▶ [TESTO]
-------
Le statistiche dicono che circa il 25% delle persone che affrontano il tumore del polmone presentano segni di malnutrizione, con possibili impatti sulla prognosi stessa della patologia e sull’effetto dei trattamenti. Al tema è dedicata una ricerca condotta dagli esperti della Fondazione Policlinica Gemelli – Università Cattolica del Sacro Cuore di Roma, apparsa su Clinical Lung Cancer, che evidenzia l’importanza di un corretto approccio alla sarcopenia che può comparire ed anche al mantenimento di un microbiota eubiotico nelle strategie di trattamento.
-------
▶ [ESERCIZIO] Come si legge il testo sulla malnutrizione nel tumore del polmone, tra "Le statistiche dicono" e "strategie di trattamento." compresi, se si rinomina "malnutrizione" in "denutrizione"? Le righe riportate qui non servono per questo lavoro.

▶ [DATI ESTRATTI]
-------
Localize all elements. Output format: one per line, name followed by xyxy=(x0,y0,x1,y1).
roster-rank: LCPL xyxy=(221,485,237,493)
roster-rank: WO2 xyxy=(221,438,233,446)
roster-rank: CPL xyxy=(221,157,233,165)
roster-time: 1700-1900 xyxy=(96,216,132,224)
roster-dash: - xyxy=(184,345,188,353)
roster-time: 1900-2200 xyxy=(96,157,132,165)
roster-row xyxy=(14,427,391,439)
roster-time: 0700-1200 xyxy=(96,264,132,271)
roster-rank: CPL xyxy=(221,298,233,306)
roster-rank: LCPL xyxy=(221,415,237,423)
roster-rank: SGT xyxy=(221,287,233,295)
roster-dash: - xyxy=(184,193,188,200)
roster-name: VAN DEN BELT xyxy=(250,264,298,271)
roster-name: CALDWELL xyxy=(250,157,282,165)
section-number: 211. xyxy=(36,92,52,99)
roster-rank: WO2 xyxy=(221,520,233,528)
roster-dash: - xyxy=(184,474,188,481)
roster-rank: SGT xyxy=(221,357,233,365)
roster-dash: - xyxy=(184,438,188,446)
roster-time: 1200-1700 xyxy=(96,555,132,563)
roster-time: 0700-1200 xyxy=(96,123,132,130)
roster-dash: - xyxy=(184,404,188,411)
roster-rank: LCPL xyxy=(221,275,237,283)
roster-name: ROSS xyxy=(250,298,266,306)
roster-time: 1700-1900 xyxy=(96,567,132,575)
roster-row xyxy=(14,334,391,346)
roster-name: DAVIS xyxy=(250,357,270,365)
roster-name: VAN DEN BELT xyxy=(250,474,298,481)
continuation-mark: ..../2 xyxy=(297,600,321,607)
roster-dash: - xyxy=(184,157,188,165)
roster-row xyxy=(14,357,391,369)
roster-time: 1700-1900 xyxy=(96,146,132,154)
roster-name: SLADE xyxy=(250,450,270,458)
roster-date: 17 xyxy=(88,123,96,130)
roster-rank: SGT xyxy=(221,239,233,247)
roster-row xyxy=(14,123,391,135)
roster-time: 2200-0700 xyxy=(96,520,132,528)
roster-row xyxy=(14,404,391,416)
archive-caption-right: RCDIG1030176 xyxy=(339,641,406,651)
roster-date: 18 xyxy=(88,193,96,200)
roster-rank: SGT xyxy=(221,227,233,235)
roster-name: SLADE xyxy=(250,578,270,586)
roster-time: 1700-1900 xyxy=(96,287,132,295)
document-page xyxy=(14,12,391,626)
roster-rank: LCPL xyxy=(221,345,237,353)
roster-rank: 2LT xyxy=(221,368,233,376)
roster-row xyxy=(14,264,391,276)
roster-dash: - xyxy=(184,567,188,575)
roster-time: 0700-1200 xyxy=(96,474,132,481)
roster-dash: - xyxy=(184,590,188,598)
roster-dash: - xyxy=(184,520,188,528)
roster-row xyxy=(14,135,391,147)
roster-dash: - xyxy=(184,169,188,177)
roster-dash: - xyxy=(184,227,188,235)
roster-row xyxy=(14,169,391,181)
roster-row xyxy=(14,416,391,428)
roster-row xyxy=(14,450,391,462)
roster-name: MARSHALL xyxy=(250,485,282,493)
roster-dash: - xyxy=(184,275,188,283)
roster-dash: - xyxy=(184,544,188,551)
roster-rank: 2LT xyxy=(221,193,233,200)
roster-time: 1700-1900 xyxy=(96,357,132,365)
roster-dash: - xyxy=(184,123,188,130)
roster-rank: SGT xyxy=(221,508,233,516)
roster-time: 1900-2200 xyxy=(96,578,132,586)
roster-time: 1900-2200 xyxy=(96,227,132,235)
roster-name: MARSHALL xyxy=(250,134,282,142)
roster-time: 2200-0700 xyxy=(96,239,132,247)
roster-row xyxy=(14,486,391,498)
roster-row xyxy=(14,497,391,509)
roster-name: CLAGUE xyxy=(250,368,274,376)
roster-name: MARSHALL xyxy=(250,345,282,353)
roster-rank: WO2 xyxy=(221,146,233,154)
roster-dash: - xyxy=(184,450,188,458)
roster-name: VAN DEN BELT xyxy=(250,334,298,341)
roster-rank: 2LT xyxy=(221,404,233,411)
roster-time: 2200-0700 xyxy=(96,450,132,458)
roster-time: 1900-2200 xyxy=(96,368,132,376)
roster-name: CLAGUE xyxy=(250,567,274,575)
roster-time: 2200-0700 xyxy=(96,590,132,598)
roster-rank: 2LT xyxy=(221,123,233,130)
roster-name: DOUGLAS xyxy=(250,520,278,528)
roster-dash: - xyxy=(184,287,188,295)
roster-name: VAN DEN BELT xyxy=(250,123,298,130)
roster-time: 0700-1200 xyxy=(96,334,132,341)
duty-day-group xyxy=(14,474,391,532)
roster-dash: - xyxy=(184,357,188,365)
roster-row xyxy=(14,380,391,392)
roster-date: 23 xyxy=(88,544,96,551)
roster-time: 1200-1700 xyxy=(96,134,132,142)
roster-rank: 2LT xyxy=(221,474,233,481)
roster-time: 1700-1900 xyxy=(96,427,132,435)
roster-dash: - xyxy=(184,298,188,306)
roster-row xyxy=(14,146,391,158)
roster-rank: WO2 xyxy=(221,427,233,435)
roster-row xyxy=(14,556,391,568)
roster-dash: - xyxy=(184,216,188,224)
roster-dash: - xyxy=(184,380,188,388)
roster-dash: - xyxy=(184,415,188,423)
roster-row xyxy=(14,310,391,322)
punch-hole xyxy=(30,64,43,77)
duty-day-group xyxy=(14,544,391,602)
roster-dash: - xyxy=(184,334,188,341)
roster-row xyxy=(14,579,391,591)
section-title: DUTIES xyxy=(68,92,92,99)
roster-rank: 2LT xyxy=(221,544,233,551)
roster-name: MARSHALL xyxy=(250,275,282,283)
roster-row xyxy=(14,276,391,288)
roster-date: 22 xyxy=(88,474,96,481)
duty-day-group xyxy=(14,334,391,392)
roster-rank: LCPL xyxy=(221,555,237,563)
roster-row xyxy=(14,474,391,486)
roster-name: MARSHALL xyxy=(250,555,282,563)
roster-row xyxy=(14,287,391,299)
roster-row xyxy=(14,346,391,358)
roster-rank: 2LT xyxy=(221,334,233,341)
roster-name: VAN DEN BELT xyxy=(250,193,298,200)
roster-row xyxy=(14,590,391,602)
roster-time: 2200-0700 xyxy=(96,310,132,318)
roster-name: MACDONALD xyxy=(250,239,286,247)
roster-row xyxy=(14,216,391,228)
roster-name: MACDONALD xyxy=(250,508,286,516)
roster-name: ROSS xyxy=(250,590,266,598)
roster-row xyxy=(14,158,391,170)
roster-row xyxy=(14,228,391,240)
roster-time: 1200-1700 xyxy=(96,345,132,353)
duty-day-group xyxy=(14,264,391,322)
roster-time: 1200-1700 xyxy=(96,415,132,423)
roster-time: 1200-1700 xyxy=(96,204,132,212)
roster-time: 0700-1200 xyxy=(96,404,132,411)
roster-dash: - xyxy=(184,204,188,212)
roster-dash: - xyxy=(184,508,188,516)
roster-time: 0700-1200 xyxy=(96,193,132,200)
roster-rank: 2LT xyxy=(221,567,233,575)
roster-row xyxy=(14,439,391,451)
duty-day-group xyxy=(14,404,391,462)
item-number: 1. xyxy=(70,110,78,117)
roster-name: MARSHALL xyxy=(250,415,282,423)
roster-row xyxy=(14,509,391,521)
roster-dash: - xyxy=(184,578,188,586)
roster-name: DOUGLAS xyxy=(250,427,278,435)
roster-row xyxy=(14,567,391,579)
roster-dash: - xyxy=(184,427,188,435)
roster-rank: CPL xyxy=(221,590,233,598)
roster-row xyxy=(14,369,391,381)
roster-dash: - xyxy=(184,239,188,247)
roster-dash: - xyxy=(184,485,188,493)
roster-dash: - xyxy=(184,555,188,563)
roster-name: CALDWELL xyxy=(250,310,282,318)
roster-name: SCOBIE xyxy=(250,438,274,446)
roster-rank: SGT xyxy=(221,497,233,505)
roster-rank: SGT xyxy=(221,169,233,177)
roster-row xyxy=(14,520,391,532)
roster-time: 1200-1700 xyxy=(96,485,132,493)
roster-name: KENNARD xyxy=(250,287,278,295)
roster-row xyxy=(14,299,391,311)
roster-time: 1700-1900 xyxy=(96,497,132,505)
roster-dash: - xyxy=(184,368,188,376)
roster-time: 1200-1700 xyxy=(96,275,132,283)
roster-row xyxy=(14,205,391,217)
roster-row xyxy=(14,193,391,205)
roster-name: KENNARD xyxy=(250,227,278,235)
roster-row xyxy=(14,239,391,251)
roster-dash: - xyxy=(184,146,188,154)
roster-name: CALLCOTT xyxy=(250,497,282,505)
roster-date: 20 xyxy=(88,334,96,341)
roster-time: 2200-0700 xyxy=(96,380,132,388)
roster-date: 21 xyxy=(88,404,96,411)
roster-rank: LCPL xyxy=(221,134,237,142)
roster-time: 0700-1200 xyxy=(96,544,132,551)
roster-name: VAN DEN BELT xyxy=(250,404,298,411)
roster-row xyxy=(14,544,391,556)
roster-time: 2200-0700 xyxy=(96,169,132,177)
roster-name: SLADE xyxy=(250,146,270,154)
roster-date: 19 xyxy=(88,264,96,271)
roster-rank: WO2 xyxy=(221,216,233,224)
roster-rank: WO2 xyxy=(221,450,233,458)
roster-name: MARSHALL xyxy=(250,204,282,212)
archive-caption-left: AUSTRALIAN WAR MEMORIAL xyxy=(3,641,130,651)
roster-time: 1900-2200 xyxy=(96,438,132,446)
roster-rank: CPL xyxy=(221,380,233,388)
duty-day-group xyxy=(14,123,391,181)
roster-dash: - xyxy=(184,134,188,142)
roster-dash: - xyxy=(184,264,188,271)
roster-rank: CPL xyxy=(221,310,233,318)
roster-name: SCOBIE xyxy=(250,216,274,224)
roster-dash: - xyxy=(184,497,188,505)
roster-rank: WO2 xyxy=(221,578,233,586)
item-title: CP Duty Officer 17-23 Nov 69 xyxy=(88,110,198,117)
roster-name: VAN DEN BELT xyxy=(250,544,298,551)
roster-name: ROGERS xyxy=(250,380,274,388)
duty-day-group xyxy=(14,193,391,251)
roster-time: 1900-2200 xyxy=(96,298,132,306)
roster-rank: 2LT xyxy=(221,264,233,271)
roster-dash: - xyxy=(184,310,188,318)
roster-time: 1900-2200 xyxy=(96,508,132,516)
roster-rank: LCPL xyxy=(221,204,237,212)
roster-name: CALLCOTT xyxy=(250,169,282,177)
-------
▶ [RISULTATO]
Le statistiche dicono che circa il 25% delle persone che affrontano il tumore del polmone presentano segni di denutrizione, con possibili impatti sulla prognosi stessa della patologia e sull’effetto dei trattamenti. Al tema è dedicata una ricerca condotta dagli esperti della Fondazione Policlinica Gemelli – Università Cattolica del Sacro Cuore di Roma, apparsa su Clinical Lung Cancer, che evidenzia l’importanza di un corretto approccio alla sarcopenia che può comparire ed anche al mantenimento di un microbiota eubiotico nelle strategie di trattamento.